Start of INFORMATION SHOWN

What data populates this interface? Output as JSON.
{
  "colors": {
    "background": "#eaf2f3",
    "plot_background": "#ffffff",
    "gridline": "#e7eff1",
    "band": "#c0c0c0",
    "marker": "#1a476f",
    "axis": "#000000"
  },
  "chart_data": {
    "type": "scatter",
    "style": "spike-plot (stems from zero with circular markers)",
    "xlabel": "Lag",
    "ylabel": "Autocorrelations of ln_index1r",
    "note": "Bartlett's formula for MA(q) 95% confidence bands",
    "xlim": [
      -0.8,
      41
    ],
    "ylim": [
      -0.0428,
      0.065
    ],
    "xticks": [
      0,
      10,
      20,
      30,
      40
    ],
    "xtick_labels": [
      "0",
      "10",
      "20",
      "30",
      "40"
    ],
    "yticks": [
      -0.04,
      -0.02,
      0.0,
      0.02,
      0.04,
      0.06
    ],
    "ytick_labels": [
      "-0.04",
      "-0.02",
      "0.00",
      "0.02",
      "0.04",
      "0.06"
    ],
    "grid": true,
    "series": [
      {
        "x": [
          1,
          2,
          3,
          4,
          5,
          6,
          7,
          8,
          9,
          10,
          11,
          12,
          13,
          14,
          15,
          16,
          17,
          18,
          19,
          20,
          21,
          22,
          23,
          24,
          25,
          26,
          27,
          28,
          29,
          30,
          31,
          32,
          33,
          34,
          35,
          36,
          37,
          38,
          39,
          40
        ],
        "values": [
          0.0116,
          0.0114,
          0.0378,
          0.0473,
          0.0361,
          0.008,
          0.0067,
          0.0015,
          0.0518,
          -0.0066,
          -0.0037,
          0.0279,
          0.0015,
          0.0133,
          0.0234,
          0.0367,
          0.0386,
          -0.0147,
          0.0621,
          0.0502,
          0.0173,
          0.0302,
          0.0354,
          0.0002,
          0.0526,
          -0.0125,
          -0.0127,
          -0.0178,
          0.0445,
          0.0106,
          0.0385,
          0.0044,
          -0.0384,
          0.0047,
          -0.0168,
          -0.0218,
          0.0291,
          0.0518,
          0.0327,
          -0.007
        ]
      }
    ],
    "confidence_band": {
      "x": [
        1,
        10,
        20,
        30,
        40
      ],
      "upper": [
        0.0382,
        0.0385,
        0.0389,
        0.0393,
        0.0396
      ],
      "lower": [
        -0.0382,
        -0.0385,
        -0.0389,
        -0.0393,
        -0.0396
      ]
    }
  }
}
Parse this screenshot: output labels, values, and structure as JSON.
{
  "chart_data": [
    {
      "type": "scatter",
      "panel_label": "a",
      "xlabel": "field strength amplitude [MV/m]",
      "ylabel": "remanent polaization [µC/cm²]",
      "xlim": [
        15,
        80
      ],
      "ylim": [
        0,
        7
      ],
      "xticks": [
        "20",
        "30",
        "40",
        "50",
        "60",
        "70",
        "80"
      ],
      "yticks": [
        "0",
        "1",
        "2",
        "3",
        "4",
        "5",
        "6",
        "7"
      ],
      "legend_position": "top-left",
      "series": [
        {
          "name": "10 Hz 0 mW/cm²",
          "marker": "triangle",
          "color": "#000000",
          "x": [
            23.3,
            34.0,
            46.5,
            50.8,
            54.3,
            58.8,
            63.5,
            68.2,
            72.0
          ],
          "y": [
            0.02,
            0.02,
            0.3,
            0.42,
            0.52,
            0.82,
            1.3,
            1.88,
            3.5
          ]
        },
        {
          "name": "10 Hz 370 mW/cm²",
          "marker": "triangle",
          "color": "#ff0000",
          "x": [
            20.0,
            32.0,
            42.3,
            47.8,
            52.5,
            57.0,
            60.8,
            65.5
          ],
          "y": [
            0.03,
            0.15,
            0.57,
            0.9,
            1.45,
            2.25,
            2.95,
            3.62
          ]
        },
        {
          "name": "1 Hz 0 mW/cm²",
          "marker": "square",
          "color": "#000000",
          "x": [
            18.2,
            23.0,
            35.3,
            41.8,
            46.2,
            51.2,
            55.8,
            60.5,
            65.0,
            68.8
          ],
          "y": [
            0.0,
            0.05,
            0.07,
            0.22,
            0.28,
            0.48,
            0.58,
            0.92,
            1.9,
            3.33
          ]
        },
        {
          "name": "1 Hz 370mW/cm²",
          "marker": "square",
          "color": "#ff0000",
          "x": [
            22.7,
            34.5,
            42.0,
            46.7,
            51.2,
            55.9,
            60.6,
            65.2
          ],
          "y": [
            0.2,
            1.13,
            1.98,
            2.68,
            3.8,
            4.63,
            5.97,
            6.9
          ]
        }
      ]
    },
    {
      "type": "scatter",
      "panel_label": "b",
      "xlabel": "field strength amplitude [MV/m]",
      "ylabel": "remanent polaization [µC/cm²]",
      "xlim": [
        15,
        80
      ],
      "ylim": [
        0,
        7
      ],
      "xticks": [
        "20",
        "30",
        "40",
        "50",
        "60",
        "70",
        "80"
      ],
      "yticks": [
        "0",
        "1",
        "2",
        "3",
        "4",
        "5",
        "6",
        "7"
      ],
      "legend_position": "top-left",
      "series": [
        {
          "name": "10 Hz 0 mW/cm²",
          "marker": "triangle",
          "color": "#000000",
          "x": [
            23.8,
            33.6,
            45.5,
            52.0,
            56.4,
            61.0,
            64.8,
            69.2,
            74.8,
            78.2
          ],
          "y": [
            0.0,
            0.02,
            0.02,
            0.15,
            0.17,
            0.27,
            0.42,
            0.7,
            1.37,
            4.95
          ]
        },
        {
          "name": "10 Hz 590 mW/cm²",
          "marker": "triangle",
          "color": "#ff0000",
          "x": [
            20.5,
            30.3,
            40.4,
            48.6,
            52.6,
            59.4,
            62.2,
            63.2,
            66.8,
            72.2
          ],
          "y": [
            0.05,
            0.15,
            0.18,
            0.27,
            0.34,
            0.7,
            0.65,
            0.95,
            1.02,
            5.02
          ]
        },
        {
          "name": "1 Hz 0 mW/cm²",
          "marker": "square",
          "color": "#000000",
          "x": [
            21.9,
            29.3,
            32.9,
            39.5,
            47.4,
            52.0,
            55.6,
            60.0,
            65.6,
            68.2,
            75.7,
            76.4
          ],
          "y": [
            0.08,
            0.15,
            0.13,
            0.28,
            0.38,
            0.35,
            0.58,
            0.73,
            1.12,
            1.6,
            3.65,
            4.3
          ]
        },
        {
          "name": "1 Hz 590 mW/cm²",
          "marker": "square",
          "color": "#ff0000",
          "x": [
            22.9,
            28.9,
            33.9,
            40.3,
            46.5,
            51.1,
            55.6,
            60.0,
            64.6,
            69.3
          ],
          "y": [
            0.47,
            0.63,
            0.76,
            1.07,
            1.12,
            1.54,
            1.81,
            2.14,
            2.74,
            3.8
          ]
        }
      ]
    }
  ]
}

End of INFORMATION SHOWN

### [WHAT YOU HAVE TO DO]
Take the entries above and transcribe them in full.

### [COMPLETE OUTPUT]
What data populates this interface? Output as JSON.
{
  "colors": {
    "background": "#eaf2f3",
    "plot_background": "#ffffff",
    "gridline": "#e7eff1",
    "band": "#c0c0c0",
    "marker": "#1a476f",
    "axis": "#000000"
  },
  "chart_data": {
    "type": "scatter",
    "style": "spike-plot (stems from zero with circular markers)",
    "xlabel": "Lag",
    "ylabel": "Autocorrelations of ln_index1r",
    "note": "Bartlett's formula for MA(q) 95% confidence bands",
    "xlim": [
      -0.8,
      41
    ],
    "ylim": [
      -0.0428,
      0.065
    ],
    "xticks": [
      0,
      10,
      20,
      30,
      40
    ],
    "xtick_labels": [
      "0",
      "10",
      "20",
      "30",
      "40"
    ],
    "yticks": [
      -0.04,
      -0.02,
      0.0,
      0.02,
      0.04,
      0.06
    ],
    "ytick_labels": [
      "-0.04",
      "-0.02",
      "0.00",
      "0.02",
      "0.04",
      "0.06"
    ],
    "grid": true,
    "series": [
      {
        "x": [
          1,
          2,
          3,
          4,
          5,
          6,
          7,
          8,
          9,
          10,
          11,
          12,
          13,
          14,
          15,
          16,
          17,
          18,
          19,
          20,
          21,
          22,
          23,
          24,
          25,
          26,
          27,
          28,
          29,
          30,
          31,
          32,
          33,
          34,
          35,
          36,
          37,
          38,
          39,
          40
        ],
        "values": [
          0.0116,
          0.0114,
          0.0378,
          0.0473,
          0.0361,
          0.008,
          0.0067,
          0.0015,
          0.0518,
          -0.0066,
          -0.0037,
          0.0279,
          0.0015,
          0.0133,
          0.0234,
          0.0367,
          0.0386,
          -0.0147,
          0.0621,
          0.0502,
          0.0173,
          0.0302,
          0.0354,
          0.0002,
          0.0526,
          -0.0125,
          -0.0127,
          -0.0178,
          0.0445,
          0.0106,
          0.0385,
          0.0044,
          -0.0384,
          0.0047,
          -0.0168,
          -0.0218,
          0.0291,
          0.0518,
          0.0327,
          -0.007
        ]
      }
    ],
    "confidence_band": {
      "x": [
        1,
        10,
        20,
        30,
        40
      ],
      "upper": [
        0.0382,
        0.0385,
        0.0389,
        0.0393,
        0.0396
      ],
      "lower": [
        -0.0382,
        -0.0385,
        -0.0389,
        -0.0393,
        -0.0396
      ]
    }
  }
}
Parse this screenshot: output labels, values, and structure as JSON.
{
  "chart_data": [
    {
      "type": "scatter",
      "panel_label": "a",
      "xlabel": "field strength amplitude [MV/m]",
      "ylabel": "remanent polaization [µC/cm²]",
      "xlim": [
        15,
        80
      ],
      "ylim": [
        0,
        7
      ],
      "xticks": [
        "20",
        "30",
        "40",
        "50",
        "60",
        "70",
        "80"
      ],
      "yticks": [
        "0",
        "1",
        "2",
        "3",
        "4",
        "5",
        "6",
        "7"
      ],
      "legend_position": "top-left",
      "series": [
        {
          "name": "10 Hz 0 mW/cm²",
          "marker": "triangle",
          "color": "#000000",
          "x": [
            23.3,
            34.0,
            46.5,
            50.8,
            54.3,
            58.8,
            63.5,
            68.2,
            72.0
          ],
          "y": [
            0.02,
            0.02,
            0.3,
            0.42,
            0.52,
            0.82,
            1.3,
            1.88,
            3.5
          ]
        },
        {
          "name": "10 Hz 370 mW/cm²",
          "marker": "triangle",
          "color": "#ff0000",
          "x": [
            20.0,
            32.0,
            42.3,
            47.8,
            52.5,
            57.0,
            60.8,
            65.5
          ],
          "y": [
            0.03,
            0.15,
            0.57,
            0.9,
            1.45,
            2.25,
            2.95,
            3.62
          ]
        },
        {
          "name": "1 Hz 0 mW/cm²",
          "marker": "square",
          "color": "#000000",
          "x": [
            18.2,
            23.0,
            35.3,
            41.8,
            46.2,
            51.2,
            55.8,
            60.5,
            65.0,
            68.8
          ],
          "y": [
            0.0,
            0.05,
            0.07,
            0.22,
            0.28,
            0.48,
            0.58,
            0.92,
            1.9,
            3.33
          ]
        },
        {
          "name": "1 Hz 370mW/cm²",
          "marker": "square",
          "color": "#ff0000",
          "x": [
            22.7,
            34.5,
            42.0,
            46.7,
            51.2,
            55.9,
            60.6,
            65.2
          ],
          "y": [
            0.2,
            1.13,
            1.98,
            2.68,
            3.8,
            4.63,
            5.97,
            6.9
          ]
        }
      ]
    },
    {
      "type": "scatter",
      "panel_label": "b",
      "xlabel": "field strength amplitude [MV/m]",
      "ylabel": "remanent polaization [µC/cm²]",
      "xlim": [
        15,
        80
      ],
      "ylim": [
        0,
        7
      ],
      "xticks": [
        "20",
        "30",
        "40",
        "50",
        "60",
        "70",
        "80"
      ],
      "yticks": [
        "0",
        "1",
        "2",
        "3",
        "4",
        "5",
        "6",
        "7"
      ],
      "legend_position": "top-left",
      "series": [
        {
          "name": "10 Hz 0 mW/cm²",
          "marker": "triangle",
          "color": "#000000",
          "x": [
            23.8,
            33.6,
            45.5,
            52.0,
            56.4,
            61.0,
            64.8,
            69.2,
            74.8,
            78.2
          ],
          "y": [
            0.0,
            0.02,
            0.02,
            0.15,
            0.17,
            0.27,
            0.42,
            0.7,
            1.37,
            4.95
          ]
        },
        {
          "name": "10 Hz 590 mW/cm²",
          "marker": "triangle",
          "color": "#ff0000",
          "x": [
            20.5,
            30.3,
            40.4,
            48.6,
            52.6,
            59.4,
            62.2,
            63.2,
            66.8,
            72.2
          ],
          "y": [
            0.05,
            0.15,
            0.18,
            0.27,
            0.34,
            0.7,
            0.65,
            0.95,
            1.02,
            5.02
          ]
        },
        {
          "name": "1 Hz 0 mW/cm²",
          "marker": "square",
          "color": "#000000",
          "x": [
            21.9,
            29.3,
            32.9,
            39.5,
            47.4,
            52.0,
            55.6,
            60.0,
            65.6,
            68.2,
            75.7,
            76.4
          ],
          "y": [
            0.08,
            0.15,
            0.13,
            0.28,
            0.38,
            0.35,
            0.58,
            0.73,
            1.12,
            1.6,
            3.65,
            4.3
          ]
        },
        {
          "name": "1 Hz 590 mW/cm²",
          "marker": "square",
          "color": "#ff0000",
          "x": [
            22.9,
            28.9,
            33.9,
            40.3,
            46.5,
            51.1,
            55.6,
            60.0,
            64.6,
            69.3
          ],
          "y": [
            0.47,
            0.63,
            0.76,
            1.07,
            1.12,
            1.54,
            1.81,
            2.14,
            2.74,
            3.8
          ]
        }
      ]
    }
  ]
}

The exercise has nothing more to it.